■ **Things to do**:
#1 Which locomotives does the model locomotive forum thread mention by name? List each one once.
#2 In the model locomotive forum thread, what scale does David Leech say AML models are?
#3 Continue the forum thread about Accucraft's model locomotive plans from the point where it stops.

■ **Source passage**:
· · · · · · ·

I was under the impression that it was confirmed that Accucraft was going to make a PRR T1.

- Anthony


----------



## David Leech (Dec 9, 2008)

Posted By Anthony Duarte on 20 Mar 2010 02:42 PM 
I was under the impression that it was confirmed that Accucraft was going to make a PRR T1.

- Anthony 

Anthony,
I think that you have to clarify which branch of the company is doing what.
I am assuming that it is Jerry Hyde and Accucraft Live Steam Limited that is investigating the PRR T-1.
As we know, from the announcement of the Royal Hudson, it was years before it was under production. 
Accucraft Trains have now finished with the SP F4/5 production, and the re-release of the Cab Forward, so are they NOT planning any more 1/32 models at present?
Are they just going to concentrate on 1/20.3 and leave 1/32 to Aster? 
AMS of course don't build live steam, and AML are 1/29.
So, I was just wondering if there is any insider information.
All the best,
David Leech, Delta, Canada


----------



## Pete Thornton (Jan 2, 2008)

· · · · · · ·

■ **Data excerpt**:
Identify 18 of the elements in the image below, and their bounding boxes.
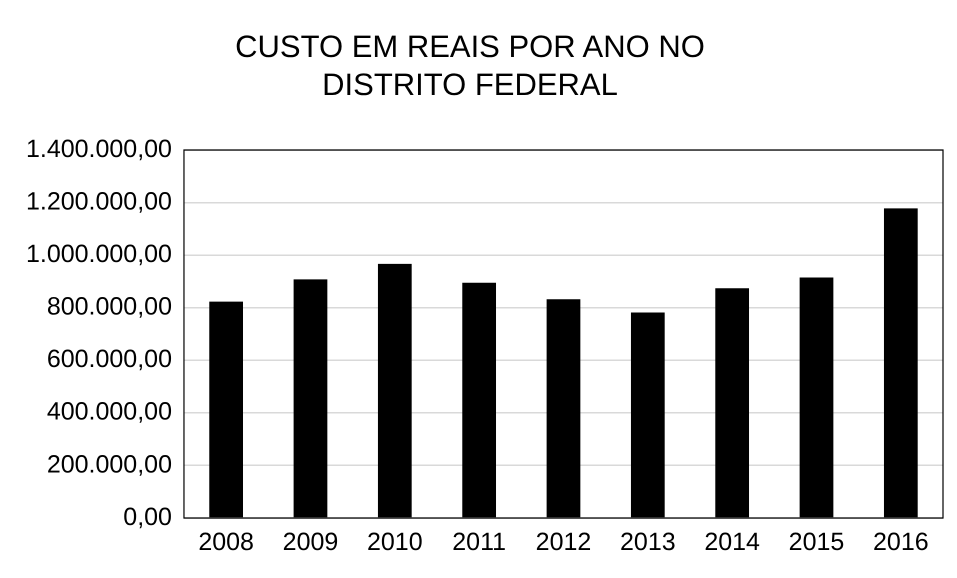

· · · · · · ·

■ **Answers to the problems**:
#1 PRR T1, Royal Hudson, SP F4/5, Cab Forward

#2 1/29

#3
Accucraft Live Steam Limited 
David, 

My impression is that ALS was set up to trade in Canada/Canadian models. [Just for you ?] 

If you hit the Accucraft Trains link on the main home page, you get the options of "Fn3", "1/32" or UK Models" (amongst other topics.) They just aznnounced production is starting of the new SAR loco on the UK Models page. But it is interesting that the 1/32nd pages have no overhanging/promised models that we're still waiting for after all these years (unlike Fn3, where the T-1, EBT Mike and others have been 'promised' for years.)


----------



## turbohvn (Jan 7, 2008)

David,

The last I heard, and I heard it from a reliable source at Accucraft, was that the next 1:32 limited model will be the T1.

Now which version and what specs, I do not know, other than it will be offered only as Alcohol fired initially. I was also told that a production prototype is currently being constructed for review by those involved with the project here in the US.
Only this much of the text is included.